> [Task to carry out]: Copy the records word for word, from their first line through the line containing "y-tick-label: -2,000,000 [37, 631, 108, 646]", including both of those lines.

● ● ● ●

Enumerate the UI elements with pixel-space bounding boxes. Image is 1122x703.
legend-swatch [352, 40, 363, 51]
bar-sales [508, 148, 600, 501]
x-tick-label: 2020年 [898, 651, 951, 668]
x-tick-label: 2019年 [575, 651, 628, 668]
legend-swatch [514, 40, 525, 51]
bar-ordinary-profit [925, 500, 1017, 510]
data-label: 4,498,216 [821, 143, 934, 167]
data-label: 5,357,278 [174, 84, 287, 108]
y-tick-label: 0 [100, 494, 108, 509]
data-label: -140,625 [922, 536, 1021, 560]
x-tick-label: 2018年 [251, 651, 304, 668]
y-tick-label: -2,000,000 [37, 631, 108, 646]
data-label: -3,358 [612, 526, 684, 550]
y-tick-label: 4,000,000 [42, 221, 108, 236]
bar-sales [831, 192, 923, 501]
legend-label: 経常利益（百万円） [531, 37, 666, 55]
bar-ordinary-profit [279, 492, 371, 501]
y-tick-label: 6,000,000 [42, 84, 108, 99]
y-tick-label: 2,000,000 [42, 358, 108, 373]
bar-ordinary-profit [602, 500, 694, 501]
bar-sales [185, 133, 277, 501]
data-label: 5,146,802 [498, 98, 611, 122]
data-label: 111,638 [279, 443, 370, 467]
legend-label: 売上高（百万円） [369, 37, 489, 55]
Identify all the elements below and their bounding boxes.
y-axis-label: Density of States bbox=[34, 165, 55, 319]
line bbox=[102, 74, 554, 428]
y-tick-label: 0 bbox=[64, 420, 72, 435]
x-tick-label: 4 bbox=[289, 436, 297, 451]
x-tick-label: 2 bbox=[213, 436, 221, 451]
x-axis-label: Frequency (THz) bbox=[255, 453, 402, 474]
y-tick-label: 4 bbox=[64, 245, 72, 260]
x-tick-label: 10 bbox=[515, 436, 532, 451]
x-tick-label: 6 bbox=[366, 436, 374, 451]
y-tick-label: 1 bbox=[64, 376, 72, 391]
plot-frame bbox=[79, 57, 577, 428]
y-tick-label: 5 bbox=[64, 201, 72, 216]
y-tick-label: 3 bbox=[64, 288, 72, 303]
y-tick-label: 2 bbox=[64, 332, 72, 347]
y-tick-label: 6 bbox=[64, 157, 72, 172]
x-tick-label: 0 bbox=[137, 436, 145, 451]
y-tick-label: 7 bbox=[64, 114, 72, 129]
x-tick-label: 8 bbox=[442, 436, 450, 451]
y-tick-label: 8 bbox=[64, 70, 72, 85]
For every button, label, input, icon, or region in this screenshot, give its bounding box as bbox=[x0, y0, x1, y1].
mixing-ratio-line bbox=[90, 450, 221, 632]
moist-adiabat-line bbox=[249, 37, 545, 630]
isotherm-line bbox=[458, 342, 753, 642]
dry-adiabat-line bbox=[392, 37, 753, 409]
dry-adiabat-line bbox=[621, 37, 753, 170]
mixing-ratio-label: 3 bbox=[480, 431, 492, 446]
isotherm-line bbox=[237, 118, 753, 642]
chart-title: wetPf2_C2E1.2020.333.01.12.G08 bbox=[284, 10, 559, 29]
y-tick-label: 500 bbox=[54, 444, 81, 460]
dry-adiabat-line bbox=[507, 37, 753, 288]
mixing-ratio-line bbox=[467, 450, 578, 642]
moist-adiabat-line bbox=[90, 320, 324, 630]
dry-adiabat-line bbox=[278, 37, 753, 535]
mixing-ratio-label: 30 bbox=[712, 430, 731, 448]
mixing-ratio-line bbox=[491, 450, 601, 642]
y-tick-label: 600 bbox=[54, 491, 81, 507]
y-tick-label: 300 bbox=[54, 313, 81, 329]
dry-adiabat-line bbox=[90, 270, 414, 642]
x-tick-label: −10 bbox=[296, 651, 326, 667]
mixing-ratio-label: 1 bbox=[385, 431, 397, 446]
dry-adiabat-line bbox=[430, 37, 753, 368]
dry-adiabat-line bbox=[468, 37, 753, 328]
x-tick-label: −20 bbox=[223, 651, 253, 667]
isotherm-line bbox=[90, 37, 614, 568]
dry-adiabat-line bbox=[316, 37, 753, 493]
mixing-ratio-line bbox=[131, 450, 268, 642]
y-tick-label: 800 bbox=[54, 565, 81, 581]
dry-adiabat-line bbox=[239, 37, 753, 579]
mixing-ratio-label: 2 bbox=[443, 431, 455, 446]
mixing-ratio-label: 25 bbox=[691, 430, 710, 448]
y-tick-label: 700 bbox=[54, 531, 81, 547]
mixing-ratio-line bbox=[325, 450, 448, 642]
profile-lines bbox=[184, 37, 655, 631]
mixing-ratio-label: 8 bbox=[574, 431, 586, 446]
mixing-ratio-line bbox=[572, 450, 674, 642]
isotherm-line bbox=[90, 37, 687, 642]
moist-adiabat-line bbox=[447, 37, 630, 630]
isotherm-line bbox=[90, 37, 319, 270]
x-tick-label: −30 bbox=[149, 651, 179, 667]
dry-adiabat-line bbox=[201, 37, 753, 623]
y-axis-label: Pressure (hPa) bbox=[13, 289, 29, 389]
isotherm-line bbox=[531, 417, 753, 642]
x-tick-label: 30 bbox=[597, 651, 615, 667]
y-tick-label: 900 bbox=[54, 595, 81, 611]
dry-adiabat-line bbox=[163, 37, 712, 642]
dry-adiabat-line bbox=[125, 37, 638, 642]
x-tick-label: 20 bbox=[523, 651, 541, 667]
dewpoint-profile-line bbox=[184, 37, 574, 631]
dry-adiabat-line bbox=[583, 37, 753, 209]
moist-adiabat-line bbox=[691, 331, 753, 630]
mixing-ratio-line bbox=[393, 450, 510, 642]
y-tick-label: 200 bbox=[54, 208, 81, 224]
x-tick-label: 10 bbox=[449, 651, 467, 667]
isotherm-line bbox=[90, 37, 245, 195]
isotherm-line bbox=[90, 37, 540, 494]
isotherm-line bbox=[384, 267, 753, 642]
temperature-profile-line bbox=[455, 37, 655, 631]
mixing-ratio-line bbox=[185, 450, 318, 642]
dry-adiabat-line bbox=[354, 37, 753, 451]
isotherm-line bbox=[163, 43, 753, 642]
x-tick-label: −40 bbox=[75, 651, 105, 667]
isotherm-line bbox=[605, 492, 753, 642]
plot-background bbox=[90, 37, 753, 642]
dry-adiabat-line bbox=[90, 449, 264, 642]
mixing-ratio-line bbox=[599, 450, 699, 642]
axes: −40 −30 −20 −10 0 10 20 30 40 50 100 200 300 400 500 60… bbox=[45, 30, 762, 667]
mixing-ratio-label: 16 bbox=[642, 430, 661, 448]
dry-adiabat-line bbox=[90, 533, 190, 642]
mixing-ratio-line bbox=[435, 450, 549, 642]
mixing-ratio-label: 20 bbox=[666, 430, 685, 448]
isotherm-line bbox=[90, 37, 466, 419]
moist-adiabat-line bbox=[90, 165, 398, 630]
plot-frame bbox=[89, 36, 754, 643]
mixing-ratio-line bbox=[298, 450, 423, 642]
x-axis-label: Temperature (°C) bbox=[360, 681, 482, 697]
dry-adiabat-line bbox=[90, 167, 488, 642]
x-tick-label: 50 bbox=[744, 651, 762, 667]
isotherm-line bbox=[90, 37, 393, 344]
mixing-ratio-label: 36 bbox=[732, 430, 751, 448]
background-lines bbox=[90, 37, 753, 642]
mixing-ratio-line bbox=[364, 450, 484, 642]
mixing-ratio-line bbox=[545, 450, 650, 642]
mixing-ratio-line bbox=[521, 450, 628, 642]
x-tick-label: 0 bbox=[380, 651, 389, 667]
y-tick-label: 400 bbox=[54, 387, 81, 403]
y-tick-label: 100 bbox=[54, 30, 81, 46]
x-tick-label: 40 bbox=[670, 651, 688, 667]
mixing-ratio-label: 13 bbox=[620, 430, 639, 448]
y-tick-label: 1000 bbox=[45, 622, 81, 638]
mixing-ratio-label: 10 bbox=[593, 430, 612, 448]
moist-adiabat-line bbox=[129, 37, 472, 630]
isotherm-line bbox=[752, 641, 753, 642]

● ● ● ●

> [Task answer]:
Enumerate the UI elements with pixel-space bounding boxes. Image is 1122x703.
legend-swatch [352, 40, 363, 51]
bar-sales [508, 148, 600, 501]
x-tick-label: 2020年 [898, 651, 951, 668]
x-tick-label: 2019年 [575, 651, 628, 668]
legend-swatch [514, 40, 525, 51]
bar-ordinary-profit [925, 500, 1017, 510]
data-label: 4,498,216 [821, 143, 934, 167]
data-label: 5,357,278 [174, 84, 287, 108]
y-tick-label: 0 [100, 494, 108, 509]
data-label: -140,625 [922, 536, 1021, 560]
x-tick-label: 2018年 [251, 651, 304, 668]
y-tick-label: -2,000,000 [37, 631, 108, 646]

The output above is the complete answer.